*TASK TO CARRY OUT*
Reproduce the material in full, exactly as written.

┌─ RECORD EXCERPTS

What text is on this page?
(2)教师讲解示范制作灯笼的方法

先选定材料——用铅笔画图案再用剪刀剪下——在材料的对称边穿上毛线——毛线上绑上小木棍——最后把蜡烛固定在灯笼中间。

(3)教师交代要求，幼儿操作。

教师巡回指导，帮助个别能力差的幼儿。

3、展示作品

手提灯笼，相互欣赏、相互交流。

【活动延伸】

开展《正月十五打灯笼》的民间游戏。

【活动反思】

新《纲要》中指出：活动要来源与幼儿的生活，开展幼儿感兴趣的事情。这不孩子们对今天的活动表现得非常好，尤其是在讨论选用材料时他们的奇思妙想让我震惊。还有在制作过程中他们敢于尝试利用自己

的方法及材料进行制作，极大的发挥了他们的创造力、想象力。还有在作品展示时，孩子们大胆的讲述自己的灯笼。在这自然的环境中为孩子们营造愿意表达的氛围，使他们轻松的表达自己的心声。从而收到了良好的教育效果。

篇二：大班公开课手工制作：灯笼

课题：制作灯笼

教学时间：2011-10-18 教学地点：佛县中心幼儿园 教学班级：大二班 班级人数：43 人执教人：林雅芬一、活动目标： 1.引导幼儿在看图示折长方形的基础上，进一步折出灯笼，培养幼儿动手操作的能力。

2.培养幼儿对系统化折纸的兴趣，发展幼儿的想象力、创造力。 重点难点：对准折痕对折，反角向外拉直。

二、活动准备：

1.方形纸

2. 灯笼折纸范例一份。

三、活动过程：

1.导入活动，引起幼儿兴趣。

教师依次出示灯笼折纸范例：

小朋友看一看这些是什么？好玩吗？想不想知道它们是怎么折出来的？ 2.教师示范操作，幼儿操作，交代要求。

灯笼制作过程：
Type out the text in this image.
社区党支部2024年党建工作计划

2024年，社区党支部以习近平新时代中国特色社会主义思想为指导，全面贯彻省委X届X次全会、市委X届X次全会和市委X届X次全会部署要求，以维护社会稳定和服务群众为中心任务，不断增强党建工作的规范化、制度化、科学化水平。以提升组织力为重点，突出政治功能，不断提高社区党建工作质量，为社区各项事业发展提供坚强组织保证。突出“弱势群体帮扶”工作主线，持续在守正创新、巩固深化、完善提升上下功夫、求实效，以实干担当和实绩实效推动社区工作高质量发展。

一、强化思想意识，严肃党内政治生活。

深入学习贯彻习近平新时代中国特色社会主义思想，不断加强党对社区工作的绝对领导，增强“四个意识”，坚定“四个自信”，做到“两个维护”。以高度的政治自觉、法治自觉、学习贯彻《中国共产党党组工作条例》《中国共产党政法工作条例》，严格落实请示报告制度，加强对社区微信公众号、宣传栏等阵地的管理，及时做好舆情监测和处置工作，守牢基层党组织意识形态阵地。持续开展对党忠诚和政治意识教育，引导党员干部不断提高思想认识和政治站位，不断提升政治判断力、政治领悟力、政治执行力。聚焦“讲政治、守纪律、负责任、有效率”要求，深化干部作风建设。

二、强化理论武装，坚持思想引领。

└─

*OUTPUT OF THE EXERCISE*
What text is on this page?
(2)教师讲解示范制作灯笼的方法

先选定材料——用铅笔画图案再用剪刀剪下——在材料的对称边穿上毛线——毛线上绑上小木棍——最后把蜡烛固定在灯笼中间。

(3)教师交代要求，幼儿操作。

教师巡回指导，帮助个别能力差的幼儿。

3、展示作品

手提灯笼，相互欣赏、相互交流。

【活动延伸】

开展《正月十五打灯笼》的民间游戏。

【活动反思】

新《纲要》中指出：活动要来源与幼儿的生活，开展幼儿感兴趣的事情。这不孩子们对今天的活动表现得非常好，尤其是在讨论选用材料时他们的奇思妙想让我震惊。还有在制作过程中他们敢于尝试利用自己

的方法及材料进行制作，极大的发挥了他们的创造力、想象力。还有在作品展示时，孩子们大胆的讲述自己的灯笼。在这自然的环境中为孩子们营造愿意表达的氛围，使他们轻松的表达自己的心声。从而收到了良好的教育效果。

篇二：大班公开课手工制作：灯笼

课题：制作灯笼

教学时间：2011-10-18 教学地点：佛县中心幼儿园 教学班级：大二班 班级人数：43 人执教人：林雅芬一、活动目标： 1.引导幼儿在看图示折长方形的基础上，进一步折出灯笼，培养幼儿动手操作的能力。

2.培养幼儿对系统化折纸的兴趣，发展幼儿的想象力、创造力。 重点难点：对准折痕对折，反角向外拉直。

二、活动准备：

1.方形纸

2. 灯笼折纸范例一份。

三、活动过程：

1.导入活动，引起幼儿兴趣。

教师依次出示灯笼折纸范例：

小朋友看一看这些是什么？好玩吗？想不想知道它们是怎么折出来的？ 2.教师示范操作，幼儿操作，交代要求。

灯笼制作过程：
Type out the text in this image.
社区党支部2024年党建工作计划

2024年，社区党支部以习近平新时代中国特色社会主义思想为指导，全面贯彻省委X届X次全会、市委X届X次全会和市委X届X次全会部署要求，以维护社会稳定和服务群众为中心任务，不断增强党建工作的规范化、制度化、科学化水平。以提升组织力为重点，突出政治功能，不断提高社区党建工作质量，为社区各项事业发展提供坚强组织保证。突出“弱势群体帮扶”工作主线，持续在守正创新、巩固深化、完善提升上下功夫、求实效，以实干担当和实绩实效推动社区工作高质量发展。

一、强化思想意识，严肃党内政治生活。

深入学习贯彻习近平新时代中国特色社会主义思想，不断加强党对社区工作的绝对领导，增强“四个意识”，坚定“四个自信”，做到“两个维护”。以高度的政治自觉、法治自觉、学习贯彻《中国共产党党组工作条例》《中国共产党政法工作条例》，严格落实请示报告制度，加强对社区微信公众号、宣传栏等阵地的管理，及时做好舆情监测和处置工作，守牢基层党组织意识形态阵地。持续开展对党忠诚和政治意识教育，引导党员干部不断提高思想认识和政治站位，不断提升政治判断力、政治领悟力、政治执行力。聚焦“讲政治、守纪律、负责任、有效率”要求，深化干部作风建设。

二、强化理论武装，坚持思想引领。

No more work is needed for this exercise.